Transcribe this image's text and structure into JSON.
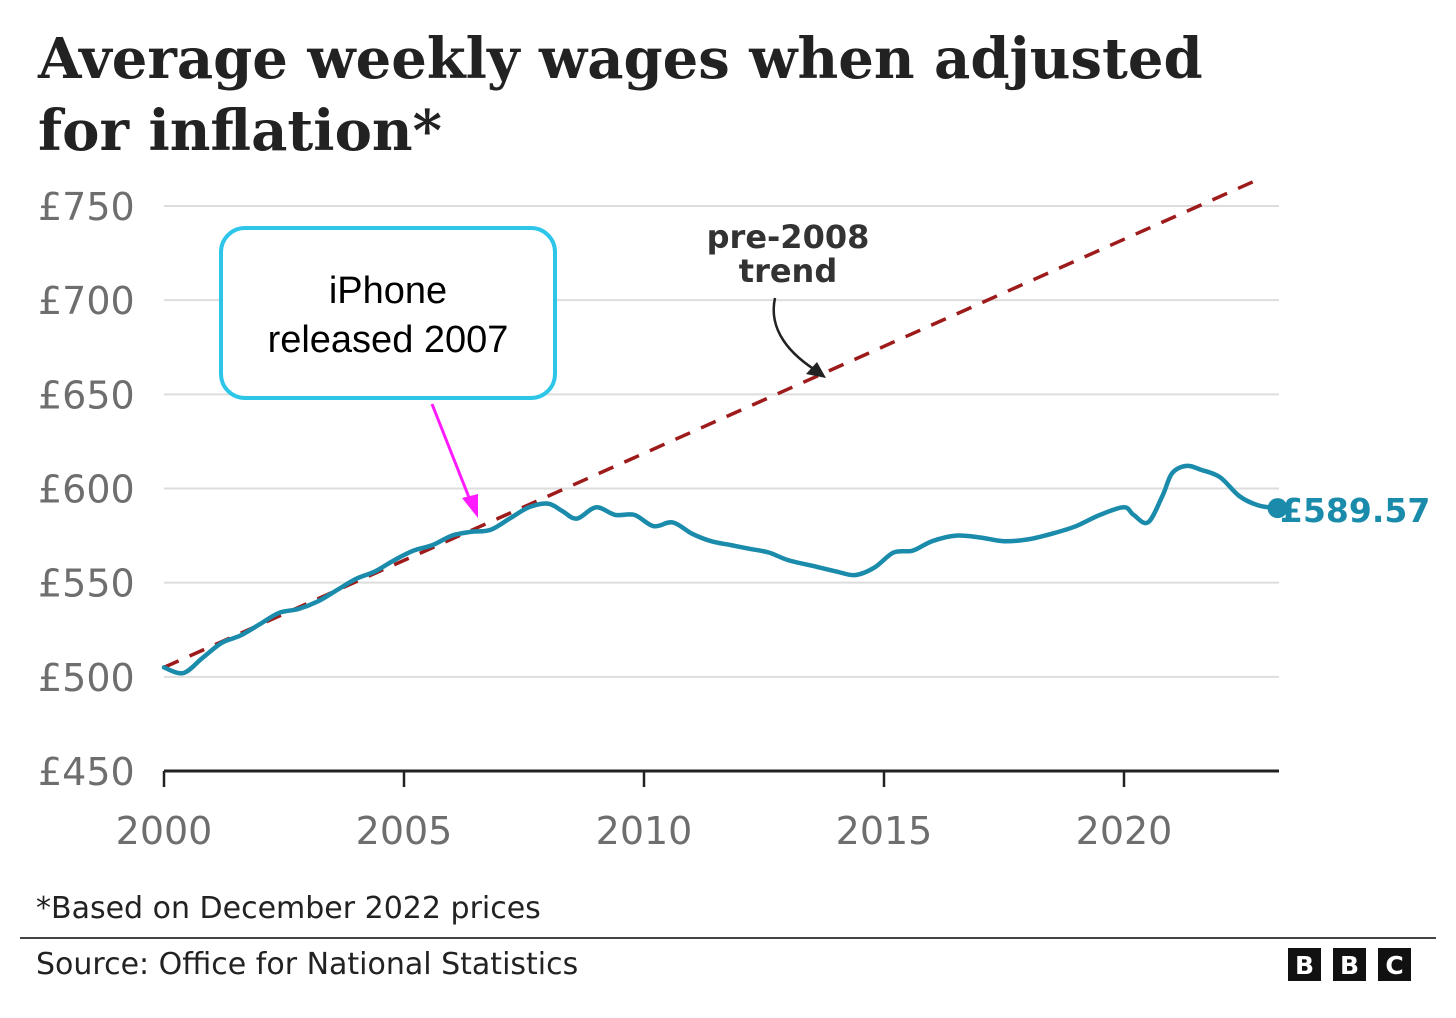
{
  "chart_data": {
    "type": "line",
    "title_lines": [
      "Average weekly wages when adjusted",
      "for inflation*"
    ],
    "ylim": [
      450,
      750
    ],
    "y_ticks": [
      750,
      700,
      650,
      600,
      550,
      500,
      450
    ],
    "y_tick_labels": [
      "£750",
      "£700",
      "£650",
      "£600",
      "£550",
      "£500",
      "£450"
    ],
    "xlim": [
      2000,
      2023.8
    ],
    "x_ticks": [
      2000,
      2005,
      2010,
      2015,
      2020
    ],
    "x_tick_labels": [
      "2000",
      "2005",
      "2010",
      "2015",
      "2020"
    ],
    "series": [
      {
        "name": "Average weekly wages",
        "color": "#1a8bab",
        "x": [
          2000.0,
          2000.4,
          2000.8,
          2001.2,
          2001.6,
          2002.0,
          2002.4,
          2002.8,
          2003.2,
          2003.6,
          2004.0,
          2004.4,
          2004.8,
          2005.2,
          2005.6,
          2006.0,
          2006.4,
          2006.8,
          2007.2,
          2007.6,
          2008.0,
          2008.3,
          2008.6,
          2009.0,
          2009.4,
          2009.8,
          2010.2,
          2010.6,
          2011.0,
          2011.4,
          2011.8,
          2012.2,
          2012.6,
          2013.0,
          2013.5,
          2014.0,
          2014.4,
          2014.8,
          2015.2,
          2015.6,
          2016.0,
          2016.5,
          2017.0,
          2017.5,
          2018.0,
          2018.5,
          2019.0,
          2019.5,
          2020.0,
          2020.2,
          2020.5,
          2020.8,
          2021.0,
          2021.3,
          2021.6,
          2022.0,
          2022.4,
          2022.8,
          2023.2
        ],
        "values": [
          505,
          502,
          510,
          518,
          522,
          528,
          534,
          536,
          540,
          546,
          552,
          556,
          562,
          567,
          570,
          575,
          577,
          578,
          584,
          590,
          592,
          588,
          584,
          590,
          586,
          586,
          580,
          582,
          576,
          572,
          570,
          568,
          566,
          562,
          559,
          556,
          554,
          558,
          566,
          567,
          572,
          575,
          574,
          572,
          573,
          576,
          580,
          586,
          590,
          586,
          582,
          596,
          608,
          612,
          610,
          606,
          596,
          591,
          589.57
        ]
      },
      {
        "name": "pre-2008 trend",
        "color": "#9e1b1b",
        "style": "dashed",
        "x": [
          2000,
          2022.7
        ],
        "values": [
          505,
          763
        ]
      }
    ],
    "annotations": {
      "trend_label_lines": [
        "pre-2008",
        "trend"
      ],
      "end_value_label": "£589.57",
      "callout_lines": [
        "iPhone",
        "released 2007"
      ]
    }
  },
  "footnote": "*Based on December 2022 prices",
  "source": "Source: Office for National Statistics",
  "brand_letters": [
    "B",
    "B",
    "C"
  ],
  "colors": {
    "line": "#1a8bab",
    "trend": "#9e1b1b",
    "callout_border": "#2ec6e8",
    "callout_arrow": "#ff1aff",
    "grid": "#dddddd",
    "axis": "#222222"
  }
}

**Required task**
Your task is to copy the entries in full and exactly, without any images.

**Solved problem**
Transcribe this image's text and structure into JSON.
{
  "chart_data": {
    "type": "line",
    "title_lines": [
      "Average weekly wages when adjusted",
      "for inflation*"
    ],
    "ylim": [
      450,
      750
    ],
    "y_ticks": [
      750,
      700,
      650,
      600,
      550,
      500,
      450
    ],
    "y_tick_labels": [
      "£750",
      "£700",
      "£650",
      "£600",
      "£550",
      "£500",
      "£450"
    ],
    "xlim": [
      2000,
      2023.8
    ],
    "x_ticks": [
      2000,
      2005,
      2010,
      2015,
      2020
    ],
    "x_tick_labels": [
      "2000",
      "2005",
      "2010",
      "2015",
      "2020"
    ],
    "series": [
      {
        "name": "Average weekly wages",
        "color": "#1a8bab",
        "x": [
          2000.0,
          2000.4,
          2000.8,
          2001.2,
          2001.6,
          2002.0,
          2002.4,
          2002.8,
          2003.2,
          2003.6,
          2004.0,
          2004.4,
          2004.8,
          2005.2,
          2005.6,
          2006.0,
          2006.4,
          2006.8,
          2007.2,
          2007.6,
          2008.0,
          2008.3,
          2008.6,
          2009.0,
          2009.4,
          2009.8,
          2010.2,
          2010.6,
          2011.0,
          2011.4,
          2011.8,
          2012.2,
          2012.6,
          2013.0,
          2013.5,
          2014.0,
          2014.4,
          2014.8,
          2015.2,
          2015.6,
          2016.0,
          2016.5,
          2017.0,
          2017.5,
          2018.0,
          2018.5,
          2019.0,
          2019.5,
          2020.0,
          2020.2,
          2020.5,
          2020.8,
          2021.0,
          2021.3,
          2021.6,
          2022.0,
          2022.4,
          2022.8,
          2023.2
        ],
        "values": [
          505,
          502,
          510,
          518,
          522,
          528,
          534,
          536,
          540,
          546,
          552,
          556,
          562,
          567,
          570,
          575,
          577,
          578,
          584,
          590,
          592,
          588,
          584,
          590,
          586,
          586,
          580,
          582,
          576,
          572,
          570,
          568,
          566,
          562,
          559,
          556,
          554,
          558,
          566,
          567,
          572,
          575,
          574,
          572,
          573,
          576,
          580,
          586,
          590,
          586,
          582,
          596,
          608,
          612,
          610,
          606,
          596,
          591,
          589.57
        ]
      },
      {
        "name": "pre-2008 trend",
        "color": "#9e1b1b",
        "style": "dashed",
        "x": [
          2000,
          2022.7
        ],
        "values": [
          505,
          763
        ]
      }
    ],
    "annotations": {
      "trend_label_lines": [
        "pre-2008",
        "trend"
      ],
      "end_value_label": "£589.57",
      "callout_lines": [
        "iPhone",
        "released 2007"
      ]
    }
  },
  "footnote": "*Based on December 2022 prices",
  "source": "Source: Office for National Statistics",
  "brand_letters": [
    "B",
    "B",
    "C"
  ],
  "colors": {
    "line": "#1a8bab",
    "trend": "#9e1b1b",
    "callout_border": "#2ec6e8",
    "callout_arrow": "#ff1aff",
    "grid": "#dddddd",
    "axis": "#222222"
  }
}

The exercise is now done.